## Start Input records
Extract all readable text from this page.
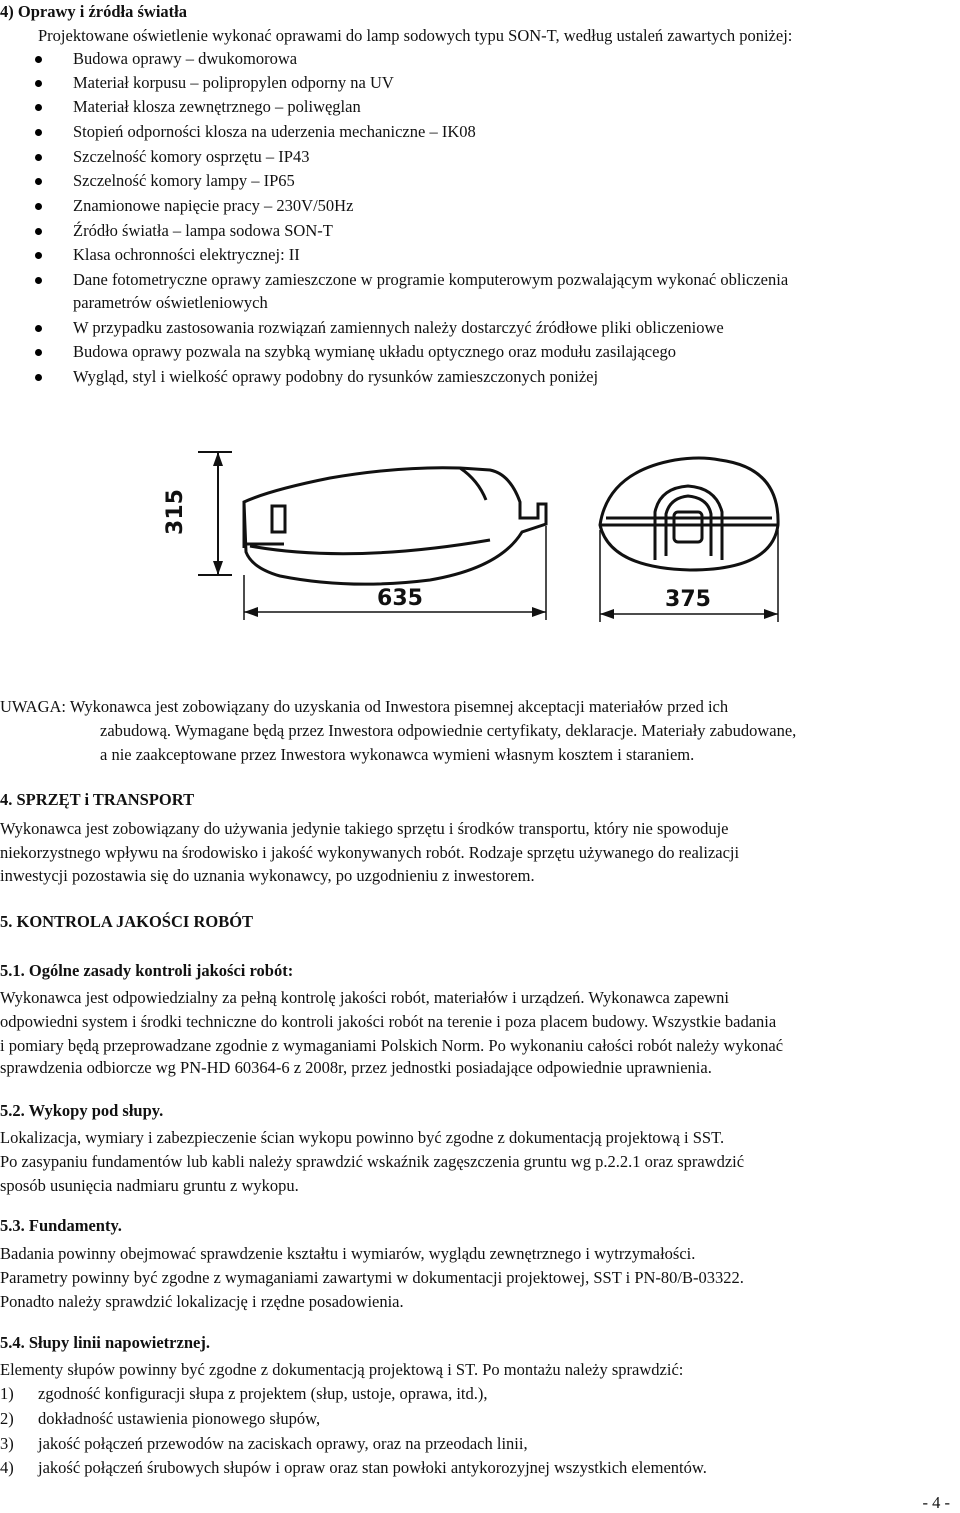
4) Oprawy i źródła światła
Projektowane oświetlenie wykonać oprawami do lamp sodowych typu SON-T, według ustaleń zawartych poniżej:
Budowa oprawy – dwukomorowa
Materiał korpusu – polipropylen odporny na UV
Materiał klosza zewnętrznego – poliwęglan
Stopień odporności klosza na uderzenia mechaniczne – IK08
Szczelność komory osprzętu – IP43
Szczelność komory lampy – IP65
Znamionowe napięcie pracy – 230V/50Hz
Źródło światła – lampa sodowa SON-T
Klasa ochronności elektrycznej: II
Dane fotometryczne oprawy zamieszczone w programie komputerowym pozwalającym wykonać obliczenia
parametrów oświetleniowych
W przypadku zastosowania rozwiązań zamiennych należy dostarczyć źródłowe pliki obliczeniowe
Budowa oprawy pozwala na szybką wymianę układu optycznego oraz modułu zasilającego
Wygląd, styl i wielkość oprawy podobny do rysunków zamieszczonych poniżej
315
635	375
UWAGA: Wykonawca jest zobowiązany do uzyskania od Inwestora pisemnej akceptacji materiałów przed ich
zabudową. Wymagane będą przez Inwestora odpowiednie certyfikaty, deklaracje. Materiały zabudowane,
a nie zaakceptowane przez Inwestora wykonawca wymieni własnym kosztem i staraniem.
4. SPRZĘT i TRANSPORT
Wykonawca jest zobowiązany do używania jedynie takiego sprzętu i środków transportu, który nie spowoduje
niekorzystnego wpływu na środowisko i jakość wykonywanych robót. Rodzaje sprzętu używanego do realizacji
inwestycji pozostawia się do uznania wykonawcy, po uzgodnieniu z inwestorem.
5. KONTROLA JAKOŚCI ROBÓT
5.1. Ogólne zasady kontroli jakości robót:
Wykonawca jest odpowiedzialny za pełną kontrolę jakości robót, materiałów i urządzeń. Wykonawca zapewni
odpowiedni system i środki techniczne do kontroli jakości robót na terenie i poza placem budowy. Wszystkie badania
i pomiary będą przeprowadzane zgodnie z wymaganiami Polskich Norm. Po wykonaniu całości robót należy wykonać
sprawdzenia odbiorcze wg PN-HD 60364-6 z 2008r, przez jednostki posiadające odpowiednie uprawnienia.
5.2. Wykopy pod słupy.
Lokalizacja, wymiary i zabezpieczenie ścian wykopu powinno być zgodne z dokumentacją projektową i SST.
Po zasypaniu fundamentów lub kabli należy sprawdzić wskaźnik zagęszczenia gruntu wg p.2.2.1 oraz sprawdzić
sposób usunięcia nadmiaru gruntu z wykopu.
5.3. Fundamenty.
Badania powinny obejmować sprawdzenie kształtu i wymiarów, wyglądu zewnętrznego i wytrzymałości.
Parametry powinny być zgodne z wymaganiami zawartymi w dokumentacji projektowej, SST i PN-80/B-03322.
Ponadto należy sprawdzić lokalizację i rzędne posadowienia.
5.4. Słupy linii napowietrznej.
Elementy słupów powinny być zgodne z dokumentacją projektową i ST. Po montażu należy sprawdzić:
1) zgodność konfiguracji słupa z projektem (słup, ustoje, oprawa, itd.),
2) dokładność ustawienia pionowego słupów,
3) jakość połączeń przewodów na zaciskach oprawy, oraz na przeodach linii,
4) jakość połączeń śrubowych słupów i opraw oraz stan powłoki antykorozyjnej wszystkich elementów.
- 4 -
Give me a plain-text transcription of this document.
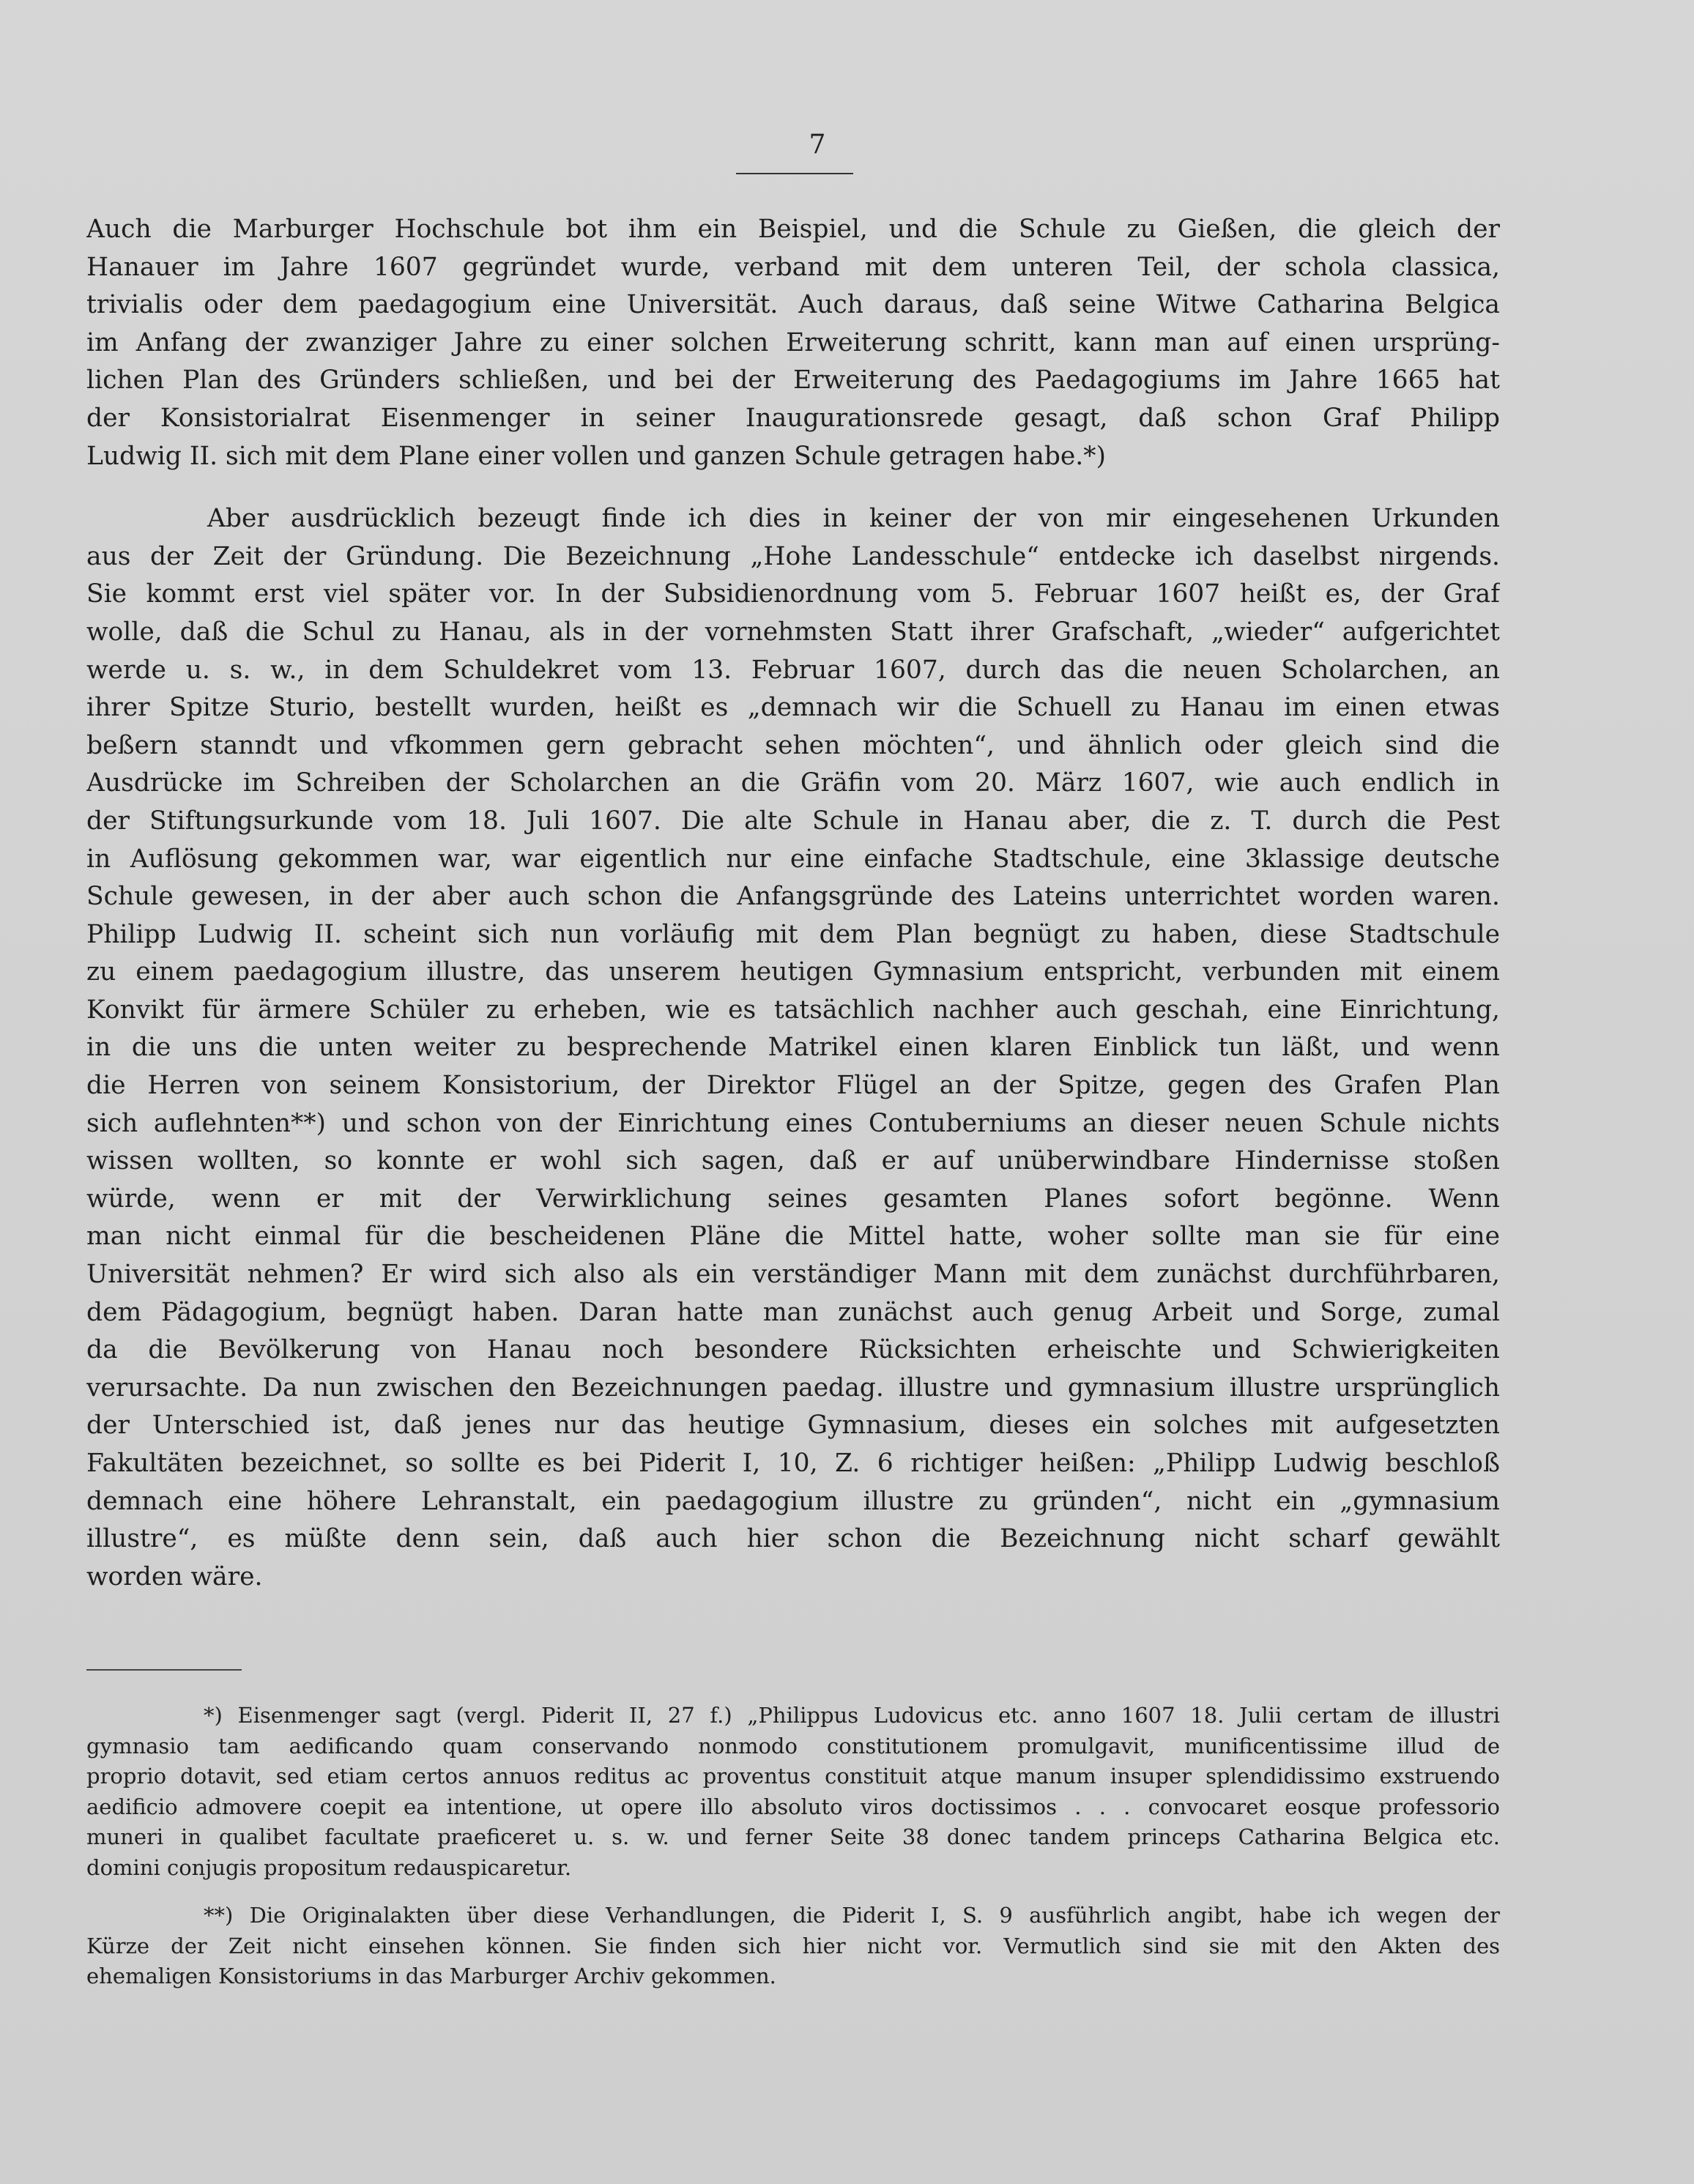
7
Auch die Marburger Hochschule bot ihm ein Beispiel, und die Schule zu Gießen, die gleich der
Hanauer im Jahre 1607 gegründet wurde, verband mit dem unteren Teil, der schola classica,
trivialis oder dem paedagogium eine Universität. Auch daraus, daß seine Witwe Catharina Belgica
im Anfang der zwanziger Jahre zu einer solchen Erweiterung schritt, kann man auf einen ursprüng-
lichen Plan des Gründers schließen, und bei der Erweiterung des Paedagogiums im Jahre 1665 hat
der Konsistorialrat Eisenmenger in seiner Inaugurationsrede gesagt, daß schon Graf Philipp
Ludwig II. sich mit dem Plane einer vollen und ganzen Schule getragen habe.*)
Aber ausdrücklich bezeugt finde ich dies in keiner der von mir eingesehenen Urkunden
aus der Zeit der Gründung. Die Bezeichnung „Hohe Landesschule“ entdecke ich daselbst nirgends.
Sie kommt erst viel später vor. In der Subsidienordnung vom 5. Februar 1607 heißt es, der Graf
wolle, daß die Schul zu Hanau, als in der vornehmsten Statt ihrer Grafschaft, „wieder“ aufgerichtet
werde u. s. w., in dem Schuldekret vom 13. Februar 1607, durch das die neuen Scholarchen, an
ihrer Spitze Sturio, bestellt wurden, heißt es „demnach wir die Schuell zu Hanau im einen etwas
beßern stanndt und vfkommen gern gebracht sehen möchten“, und ähnlich oder gleich sind die
Ausdrücke im Schreiben der Scholarchen an die Gräfin vom 20. März 1607, wie auch endlich in
der Stiftungsurkunde vom 18. Juli 1607. Die alte Schule in Hanau aber, die z. T. durch die Pest
in Auflösung gekommen war, war eigentlich nur eine einfache Stadtschule, eine 3klassige deutsche
Schule gewesen, in der aber auch schon die Anfangsgründe des Lateins unterrichtet worden waren.
Philipp Ludwig II. scheint sich nun vorläufig mit dem Plan begnügt zu haben, diese Stadtschule
zu einem paedagogium illustre, das unserem heutigen Gymnasium entspricht, verbunden mit einem
Konvikt für ärmere Schüler zu erheben, wie es tatsächlich nachher auch geschah, eine Einrichtung,
in die uns die unten weiter zu besprechende Matrikel einen klaren Einblick tun läßt, und wenn
die Herren von seinem Konsistorium, der Direktor Flügel an der Spitze, gegen des Grafen Plan
sich auflehnten**) und schon von der Einrichtung eines Contuberniums an dieser neuen Schule nichts
wissen wollten, so konnte er wohl sich sagen, daß er auf unüberwindbare Hindernisse stoßen
würde, wenn er mit der Verwirklichung seines gesamten Planes sofort begönne. Wenn
man nicht einmal für die bescheidenen Pläne die Mittel hatte, woher sollte man sie für eine
Universität nehmen? Er wird sich also als ein verständiger Mann mit dem zunächst durchführbaren,
dem Pädagogium, begnügt haben. Daran hatte man zunächst auch genug Arbeit und Sorge, zumal
da die Bevölkerung von Hanau noch besondere Rücksichten erheischte und Schwierigkeiten
verursachte. Da nun zwischen den Bezeichnungen paedag. illustre und gymnasium illustre ursprünglich
der Unterschied ist, daß jenes nur das heutige Gymnasium, dieses ein solches mit aufgesetzten
Fakultäten bezeichnet, so sollte es bei Piderit I, 10, Z. 6 richtiger heißen: „Philipp Ludwig beschloß
demnach eine höhere Lehranstalt, ein paedagogium illustre zu gründen“, nicht ein „gymnasium
illustre“, es müßte denn sein, daß auch hier schon die Bezeichnung nicht scharf gewählt
worden wäre.
*) Eisenmenger sagt (vergl. Piderit II, 27 f.) „Philippus Ludovicus etc. anno 1607 18. Julii certam de illustri
gymnasio tam aedificando quam conservando nonmodo constitutionem promulgavit, munificentissime illud de
proprio dotavit, sed etiam certos annuos reditus ac proventus constituit atque manum insuper splendidissimo exstruendo
aedificio admovere coepit ea intentione, ut opere illo absoluto viros doctissimos . . . convocaret eosque professorio
muneri in qualibet facultate praeficeret u. s. w. und ferner Seite 38 donec tandem princeps Catharina Belgica etc.
domini conjugis propositum redauspicaretur.
**) Die Originalakten über diese Verhandlungen, die Piderit I, S. 9 ausführlich angibt, habe ich wegen der
Kürze der Zeit nicht einsehen können. Sie finden sich hier nicht vor. Vermutlich sind sie mit den Akten des
ehemaligen Konsistoriums in das Marburger Archiv gekommen.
## End Input records
The exercise: Transcribe the records above exactly as they appear, leaving out any pictures.

Written response:
Extract all readable text from this page.
4) Oprawy i źródła światła
Projektowane oświetlenie wykonać oprawami do lamp sodowych typu SON-T, według ustaleń zawartych poniżej:
Budowa oprawy – dwukomorowa
Materiał korpusu – polipropylen odporny na UV
Materiał klosza zewnętrznego – poliwęglan
Stopień odporności klosza na uderzenia mechaniczne – IK08
Szczelność komory osprzętu – IP43
Szczelność komory lampy – IP65
Znamionowe napięcie pracy – 230V/50Hz
Źródło światła – lampa sodowa SON-T
Klasa ochronności elektrycznej: II
Dane fotometryczne oprawy zamieszczone w programie komputerowym pozwalającym wykonać obliczenia
parametrów oświetleniowych
W przypadku zastosowania rozwiązań zamiennych należy dostarczyć źródłowe pliki obliczeniowe
Budowa oprawy pozwala na szybką wymianę układu optycznego oraz modułu zasilającego
Wygląd, styl i wielkość oprawy podobny do rysunków zamieszczonych poniżej
315
635	375
UWAGA: Wykonawca jest zobowiązany do uzyskania od Inwestora pisemnej akceptacji materiałów przed ich
zabudową. Wymagane będą przez Inwestora odpowiednie certyfikaty, deklaracje. Materiały zabudowane,
a nie zaakceptowane przez Inwestora wykonawca wymieni własnym kosztem i staraniem.
4. SPRZĘT i TRANSPORT
Wykonawca jest zobowiązany do używania jedynie takiego sprzętu i środków transportu, który nie spowoduje
niekorzystnego wpływu na środowisko i jakość wykonywanych robót. Rodzaje sprzętu używanego do realizacji
inwestycji pozostawia się do uznania wykonawcy, po uzgodnieniu z inwestorem.
5. KONTROLA JAKOŚCI ROBÓT
5.1. Ogólne zasady kontroli jakości robót:
Wykonawca jest odpowiedzialny za pełną kontrolę jakości robót, materiałów i urządzeń. Wykonawca zapewni
odpowiedni system i środki techniczne do kontroli jakości robót na terenie i poza placem budowy. Wszystkie badania
i pomiary będą przeprowadzane zgodnie z wymaganiami Polskich Norm. Po wykonaniu całości robót należy wykonać
sprawdzenia odbiorcze wg PN-HD 60364-6 z 2008r, przez jednostki posiadające odpowiednie uprawnienia.
5.2. Wykopy pod słupy.
Lokalizacja, wymiary i zabezpieczenie ścian wykopu powinno być zgodne z dokumentacją projektową i SST.
Po zasypaniu fundamentów lub kabli należy sprawdzić wskaźnik zagęszczenia gruntu wg p.2.2.1 oraz sprawdzić
sposób usunięcia nadmiaru gruntu z wykopu.
5.3. Fundamenty.
Badania powinny obejmować sprawdzenie kształtu i wymiarów, wyglądu zewnętrznego i wytrzymałości.
Parametry powinny być zgodne z wymaganiami zawartymi w dokumentacji projektowej, SST i PN-80/B-03322.
Ponadto należy sprawdzić lokalizację i rzędne posadowienia.
5.4. Słupy linii napowietrznej.
Elementy słupów powinny być zgodne z dokumentacją projektową i ST. Po montażu należy sprawdzić:
1) zgodność konfiguracji słupa z projektem (słup, ustoje, oprawa, itd.),
2) dokładność ustawienia pionowego słupów,
3) jakość połączeń przewodów na zaciskach oprawy, oraz na przeodach linii,
4) jakość połączeń śrubowych słupów i opraw oraz stan powłoki antykorozyjnej wszystkich elementów.
- 4 -
Give me a plain-text transcription of this document.
7
Auch die Marburger Hochschule bot ihm ein Beispiel, und die Schule zu Gießen, die gleich der
Hanauer im Jahre 1607 gegründet wurde, verband mit dem unteren Teil, der schola classica,
trivialis oder dem paedagogium eine Universität. Auch daraus, daß seine Witwe Catharina Belgica
im Anfang der zwanziger Jahre zu einer solchen Erweiterung schritt, kann man auf einen ursprüng-
lichen Plan des Gründers schließen, und bei der Erweiterung des Paedagogiums im Jahre 1665 hat
der Konsistorialrat Eisenmenger in seiner Inaugurationsrede gesagt, daß schon Graf Philipp
Ludwig II. sich mit dem Plane einer vollen und ganzen Schule getragen habe.*)
Aber ausdrücklich bezeugt finde ich dies in keiner der von mir eingesehenen Urkunden
aus der Zeit der Gründung. Die Bezeichnung „Hohe Landesschule“ entdecke ich daselbst nirgends.
Sie kommt erst viel später vor. In der Subsidienordnung vom 5. Februar 1607 heißt es, der Graf
wolle, daß die Schul zu Hanau, als in der vornehmsten Statt ihrer Grafschaft, „wieder“ aufgerichtet
werde u. s. w., in dem Schuldekret vom 13. Februar 1607, durch das die neuen Scholarchen, an
ihrer Spitze Sturio, bestellt wurden, heißt es „demnach wir die Schuell zu Hanau im einen etwas
beßern stanndt und vfkommen gern gebracht sehen möchten“, und ähnlich oder gleich sind die
Ausdrücke im Schreiben der Scholarchen an die Gräfin vom 20. März 1607, wie auch endlich in
der Stiftungsurkunde vom 18. Juli 1607. Die alte Schule in Hanau aber, die z. T. durch die Pest
in Auflösung gekommen war, war eigentlich nur eine einfache Stadtschule, eine 3klassige deutsche
Schule gewesen, in der aber auch schon die Anfangsgründe des Lateins unterrichtet worden waren.
Philipp Ludwig II. scheint sich nun vorläufig mit dem Plan begnügt zu haben, diese Stadtschule
zu einem paedagogium illustre, das unserem heutigen Gymnasium entspricht, verbunden mit einem
Konvikt für ärmere Schüler zu erheben, wie es tatsächlich nachher auch geschah, eine Einrichtung,
in die uns die unten weiter zu besprechende Matrikel einen klaren Einblick tun läßt, und wenn
die Herren von seinem Konsistorium, der Direktor Flügel an der Spitze, gegen des Grafen Plan
sich auflehnten**) und schon von der Einrichtung eines Contuberniums an dieser neuen Schule nichts
wissen wollten, so konnte er wohl sich sagen, daß er auf unüberwindbare Hindernisse stoßen
würde, wenn er mit der Verwirklichung seines gesamten Planes sofort begönne. Wenn
man nicht einmal für die bescheidenen Pläne die Mittel hatte, woher sollte man sie für eine
Universität nehmen? Er wird sich also als ein verständiger Mann mit dem zunächst durchführbaren,
dem Pädagogium, begnügt haben. Daran hatte man zunächst auch genug Arbeit und Sorge, zumal
da die Bevölkerung von Hanau noch besondere Rücksichten erheischte und Schwierigkeiten
verursachte. Da nun zwischen den Bezeichnungen paedag. illustre und gymnasium illustre ursprünglich
der Unterschied ist, daß jenes nur das heutige Gymnasium, dieses ein solches mit aufgesetzten
Fakultäten bezeichnet, so sollte es bei Piderit I, 10, Z. 6 richtiger heißen: „Philipp Ludwig beschloß
demnach eine höhere Lehranstalt, ein paedagogium illustre zu gründen“, nicht ein „gymnasium
illustre“, es müßte denn sein, daß auch hier schon die Bezeichnung nicht scharf gewählt
worden wäre.
*) Eisenmenger sagt (vergl. Piderit II, 27 f.) „Philippus Ludovicus etc. anno 1607 18. Julii certam de illustri
gymnasio tam aedificando quam conservando nonmodo constitutionem promulgavit, munificentissime illud de
proprio dotavit, sed etiam certos annuos reditus ac proventus constituit atque manum insuper splendidissimo exstruendo
aedificio admovere coepit ea intentione, ut opere illo absoluto viros doctissimos . . . convocaret eosque professorio
muneri in qualibet facultate praeficeret u. s. w. und ferner Seite 38 donec tandem princeps Catharina Belgica etc.
domini conjugis propositum redauspicaretur.
**) Die Originalakten über diese Verhandlungen, die Piderit I, S. 9 ausführlich angibt, habe ich wegen der
Kürze der Zeit nicht einsehen können. Sie finden sich hier nicht vor. Vermutlich sind sie mit den Akten des
ehemaligen Konsistoriums in das Marburger Archiv gekommen.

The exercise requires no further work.